** Start of DOCUMENT EXCERPT **

Comments (11)
I don't think we should disable discountOverlaps:
The reason is that there are too many commonly-used tokenfilters adding synonyms or similar and they will bias document lengths. I've done measurements here, and that's why i originally proposed enabling it by default (the option was there, but was disabled by default).
average document length will never be exact either (due to deleted documents and many other reasons). norm is inexact since its a single byte too. Ultimately this average is just a pivot, it doesn't need to be pedantically correct. and we shouldn't make relevance worse for no good reason.
if you have a different/special use-case, you can disable discountOverlaps yourself, that's why the option is there.
[Legacy Jira: Robert Muir (@rmuir) on Oct 19 2017]
from stargazers-migration-test.
+1 for keeping the existing behavior of true. It definitely struck me as weird too, but for many indexes flipping the default would result in markedly worse behavior. Rather than disabling discount overlaps, maybe the more ideal behavior would be making the average document length equal to the total number of positions across the collection divided by the number of documents? That way we'd be comparing position length to average position length? However, I haven't looked into the feasibility or expense of doing that. If we were able to do that, discountOverlaps could move to something like countPositions vs countFrequencies.
[Legacy Jira: Timothy M. Rodriguez on Oct 19 2017]
from stargazers-migration-test.
My point is that defaults are for typical use-cases, and the default of discountOverlaps meets that goal. It results in better (measured) performance for many tokenfilters that are commonly used such as common-grams, WDF, synonyms, etc. I ran these tests before proposing the default, it was not done flying blind.
You can still turn it off if you have an atypical use case.
I don't think we need to modify the current computation based on sumTotalTermFreq/docCount without relevance measurements (multiple datasets) indicating that it improves default/common use cases in statistically significant ways. Index statistics are expensive and we should keep things simple and minimal.
Counting positions would be this entirely different thing, and mixes in more differences that all need to be measured. For example it means that stopwords which were removed now count against document's length where they don't do that today.
[Legacy Jira: Robert Muir (@rmuir) on Oct 19 2017]
from stargazers-migration-test.
Makes sense, agreed on both points.
[Legacy Jira: Timothy M. Rodriguez on Oct 19 2017]
from stargazers-migration-test.
and just to iterate a bit more on why position count can be a can of worms: It means lucene would behave differently/inconsistently depending on language in many cases (or even different minor encoding differences). Some languages may inflect a word to make it plural, and a stemmer strips it. Otherwise might use a postposition that gets remove by the stopfilter, etc.
Today this is all consistent either way since neither suffixes stripped by stemmers, nor stopwords, nor artificial synonyms count towards the length. So we measure length based on the "important content" according to the user's selected analyzer.

** End of DOCUMENT EXCERPT **
** Start of GIVEN MATERIAL **

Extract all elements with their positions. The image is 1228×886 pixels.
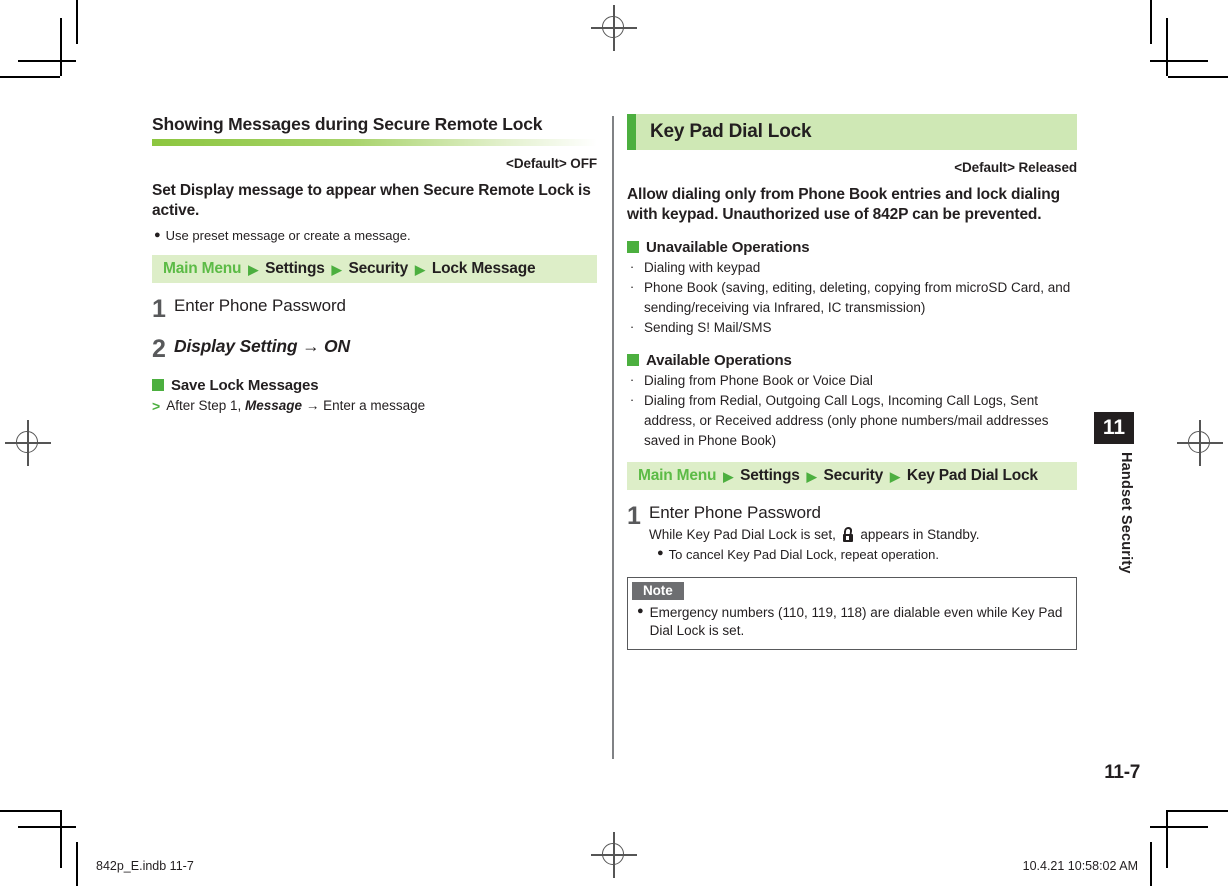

** End of GIVEN MATERIAL **

In the discountOverlaps thread, what reason is given for the norm being inexact?

It is a single byte.